### SOURCE PASSAGE
==========

To store sets of integer values efficiently, PostgreSQL uses internally a data structure called Bitmapset. A wide range of operations are supported on the Bitmapset.

This data structure is widely used in PostgreSQL code. Internally, so-called words of bits are used and store the information on which element is part of the set. For instance, this data structure supports efficient tests if an integer is part of the set (using the bms_is_member function), to add new values (using the bms_add_member, bms_add_members, or bms_add_range functions), or to iterate over the values (using the bms_next_member and bms_prev_member functions).

Dumping the Content of the Bitmapset

However, the content of this data structure is difficult to debug. The debugger does not show the stored content due to the lack of knowledge about the semantics of the bits. A lot of internal PostgreSQL data structures can be dumped using the pprint function. Unfortunately, the pprint function is unable to print the content of the Bitmapset.

For instance, when the GDB should print the content of the set, it looks as follows:

(gdb) print *node_state->unused_batch_states
$1 = {nwords = 1, words = 0x5588689773f0}

The output indicates that one word (consisting of 32 bits) is used to represent the stored values. Unfortunately, in the output, it can not be seen which values are stored exactly.

On the PostgreSQL developer mailing list was a patch discussed to introduce a function called bmsToString. This function can also be used to display the content of a Bitmapset. However, this function can be only called when PostgreSQL is running. When a core dump of a crashed PostgreSQL process is examined with GDB, the function cannot be used.

git a(gdb) call bmsToString(chunk_state->unused_batch_states)
$6 = 0x5588689a8818 "(b 0 1 2 3 4 5 6 7 8 9 10 11 12 13 14 15)"

Because the Bitmapset data structure is used heavily inside of PostgreSQL and the database server has no reliable way to print the content during debugging, I have developed a GDB extension to solve this problem. This article presents a GDB extension, which provides a remedy and makes the content displayable in the debugger.

A GDB extension to show the content of the Bitmapset

The debugger GDB can be extended using python scripts. The Pretty Printing API can be used to develop Pretty Printer to analyze data structures and to improve the output of the debugger when they are displayed.

The following python script shows such an extension. It registers a new set of pretty printers via the RegexpCollectionPrettyPrinter function. These printers are called when a Bitmapset or a Relids data type should be printed by GDB. It decodes the words of the Bitmapset into decimal values, adds these values to a list and converts this list into a string.

from gdb.printing import PrettyPrinter, register_pretty_printer
import gdb

class BitmapsetPrettyPrinter(object):
    def __init__(self, val):
        self.val = val

    def to_string(self):
        values = []
        bits_per_word = 32

        if self.val is None or self.val.type is None:
           return "0x0"

        words = None

           words = self.val["nwords"]
        except Exception:
          return 'is not iterable'

        for word_no in range(words):
           word = self.val["words"][word_no]
           for bit in range(bits_per_word):
              if word & (1 << bit):
                  values.append(word_no * bits_per_word + bit)

==========

### GIVEN RECORDS

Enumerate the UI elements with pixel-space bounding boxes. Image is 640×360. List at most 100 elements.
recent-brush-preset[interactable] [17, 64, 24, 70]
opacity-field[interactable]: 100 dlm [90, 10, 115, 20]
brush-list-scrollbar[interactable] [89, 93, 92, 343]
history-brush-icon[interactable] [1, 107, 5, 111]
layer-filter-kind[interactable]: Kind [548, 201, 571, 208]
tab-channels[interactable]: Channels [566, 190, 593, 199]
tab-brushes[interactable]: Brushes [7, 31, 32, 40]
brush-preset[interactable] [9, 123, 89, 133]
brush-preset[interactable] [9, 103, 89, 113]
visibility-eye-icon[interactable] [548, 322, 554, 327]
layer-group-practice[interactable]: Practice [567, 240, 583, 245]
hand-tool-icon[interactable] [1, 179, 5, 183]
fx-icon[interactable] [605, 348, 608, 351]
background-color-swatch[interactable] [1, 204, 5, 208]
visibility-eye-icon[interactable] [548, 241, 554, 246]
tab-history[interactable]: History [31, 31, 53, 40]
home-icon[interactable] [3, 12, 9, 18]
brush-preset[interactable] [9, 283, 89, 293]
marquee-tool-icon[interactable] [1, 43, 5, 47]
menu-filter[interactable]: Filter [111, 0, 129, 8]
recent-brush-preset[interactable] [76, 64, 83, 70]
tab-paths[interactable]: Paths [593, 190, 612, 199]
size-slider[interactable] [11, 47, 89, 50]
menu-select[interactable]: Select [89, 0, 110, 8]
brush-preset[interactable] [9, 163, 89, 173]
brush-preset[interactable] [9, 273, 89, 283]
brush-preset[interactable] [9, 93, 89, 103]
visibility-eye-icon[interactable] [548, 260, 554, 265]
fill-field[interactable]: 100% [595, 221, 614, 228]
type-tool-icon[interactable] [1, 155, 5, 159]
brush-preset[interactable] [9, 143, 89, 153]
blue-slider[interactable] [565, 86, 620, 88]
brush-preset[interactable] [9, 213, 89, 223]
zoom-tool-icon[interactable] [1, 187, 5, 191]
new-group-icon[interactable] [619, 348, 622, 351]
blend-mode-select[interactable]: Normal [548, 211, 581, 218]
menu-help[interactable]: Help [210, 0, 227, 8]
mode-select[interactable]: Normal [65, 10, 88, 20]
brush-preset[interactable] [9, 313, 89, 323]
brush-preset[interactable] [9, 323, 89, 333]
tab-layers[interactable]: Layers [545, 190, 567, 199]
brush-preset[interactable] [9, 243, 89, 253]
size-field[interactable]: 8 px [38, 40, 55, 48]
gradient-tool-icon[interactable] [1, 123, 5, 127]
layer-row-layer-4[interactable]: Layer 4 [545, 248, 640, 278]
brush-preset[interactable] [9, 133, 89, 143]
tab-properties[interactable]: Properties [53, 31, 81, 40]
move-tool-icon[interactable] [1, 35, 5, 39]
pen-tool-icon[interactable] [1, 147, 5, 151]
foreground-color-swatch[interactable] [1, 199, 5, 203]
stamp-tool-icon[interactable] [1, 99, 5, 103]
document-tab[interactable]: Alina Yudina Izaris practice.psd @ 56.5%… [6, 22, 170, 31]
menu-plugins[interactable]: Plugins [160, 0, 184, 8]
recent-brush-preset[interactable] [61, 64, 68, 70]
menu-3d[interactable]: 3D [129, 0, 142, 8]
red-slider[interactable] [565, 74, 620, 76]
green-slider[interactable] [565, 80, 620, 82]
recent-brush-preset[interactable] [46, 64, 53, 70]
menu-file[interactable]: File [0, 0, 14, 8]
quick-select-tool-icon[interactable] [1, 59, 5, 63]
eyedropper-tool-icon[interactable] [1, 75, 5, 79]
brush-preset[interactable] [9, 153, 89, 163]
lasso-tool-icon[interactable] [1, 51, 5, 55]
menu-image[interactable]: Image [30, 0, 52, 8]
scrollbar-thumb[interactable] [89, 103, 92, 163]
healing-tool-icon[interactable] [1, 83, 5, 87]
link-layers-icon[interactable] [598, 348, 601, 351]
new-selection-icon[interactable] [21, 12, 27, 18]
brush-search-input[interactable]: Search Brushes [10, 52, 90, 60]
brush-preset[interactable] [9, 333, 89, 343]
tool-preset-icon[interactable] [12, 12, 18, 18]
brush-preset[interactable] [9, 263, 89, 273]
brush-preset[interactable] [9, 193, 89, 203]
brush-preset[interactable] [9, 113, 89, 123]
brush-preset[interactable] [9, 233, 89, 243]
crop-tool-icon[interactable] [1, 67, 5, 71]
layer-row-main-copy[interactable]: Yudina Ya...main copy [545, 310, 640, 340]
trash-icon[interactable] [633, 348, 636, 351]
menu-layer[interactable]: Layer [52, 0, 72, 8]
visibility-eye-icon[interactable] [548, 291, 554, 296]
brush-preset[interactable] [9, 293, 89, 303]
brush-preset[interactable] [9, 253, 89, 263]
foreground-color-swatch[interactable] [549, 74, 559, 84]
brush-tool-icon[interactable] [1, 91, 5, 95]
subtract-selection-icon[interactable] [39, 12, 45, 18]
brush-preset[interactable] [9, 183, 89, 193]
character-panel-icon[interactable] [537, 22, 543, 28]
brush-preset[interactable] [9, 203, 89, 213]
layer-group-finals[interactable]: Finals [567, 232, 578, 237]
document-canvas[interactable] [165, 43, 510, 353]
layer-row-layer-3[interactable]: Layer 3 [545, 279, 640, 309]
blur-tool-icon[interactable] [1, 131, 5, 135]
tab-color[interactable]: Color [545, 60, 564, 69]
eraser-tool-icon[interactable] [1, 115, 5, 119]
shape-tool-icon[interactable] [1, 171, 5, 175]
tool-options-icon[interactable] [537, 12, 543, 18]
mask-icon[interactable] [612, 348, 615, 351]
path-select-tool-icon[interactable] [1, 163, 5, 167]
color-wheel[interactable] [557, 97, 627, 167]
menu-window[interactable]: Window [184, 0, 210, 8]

==========

Which functions with names beginning with "bms_" does the article on PostgreSQL's Bitmapset mention?

bms_is_member, bms_add_member, bms_add_members, bms_add_range, bms_next_member, bms_prev_member